TASK
Pull out every line below containing the word "name".

DATA SHOWN
>> Start
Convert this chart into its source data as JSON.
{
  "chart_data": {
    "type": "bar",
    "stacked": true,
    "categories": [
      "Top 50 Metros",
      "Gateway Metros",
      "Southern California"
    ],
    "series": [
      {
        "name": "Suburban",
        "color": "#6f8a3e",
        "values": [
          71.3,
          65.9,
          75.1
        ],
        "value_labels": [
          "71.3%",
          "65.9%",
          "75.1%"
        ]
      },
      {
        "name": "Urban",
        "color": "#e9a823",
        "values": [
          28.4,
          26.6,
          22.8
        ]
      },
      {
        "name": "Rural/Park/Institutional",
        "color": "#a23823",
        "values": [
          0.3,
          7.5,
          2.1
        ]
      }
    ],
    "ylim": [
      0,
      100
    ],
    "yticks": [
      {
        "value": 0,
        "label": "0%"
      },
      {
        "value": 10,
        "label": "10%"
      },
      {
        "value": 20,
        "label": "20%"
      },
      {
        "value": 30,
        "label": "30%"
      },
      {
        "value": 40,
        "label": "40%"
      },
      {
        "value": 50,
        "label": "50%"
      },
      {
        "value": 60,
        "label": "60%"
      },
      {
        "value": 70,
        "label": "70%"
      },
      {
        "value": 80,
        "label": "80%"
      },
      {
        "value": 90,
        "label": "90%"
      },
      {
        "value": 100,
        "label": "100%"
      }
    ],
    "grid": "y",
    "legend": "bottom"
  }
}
>> End
COMPLETED TASK
        "name": "Suburban",
        "name": "Urban",
        "name": "Rural/Park/Institutional",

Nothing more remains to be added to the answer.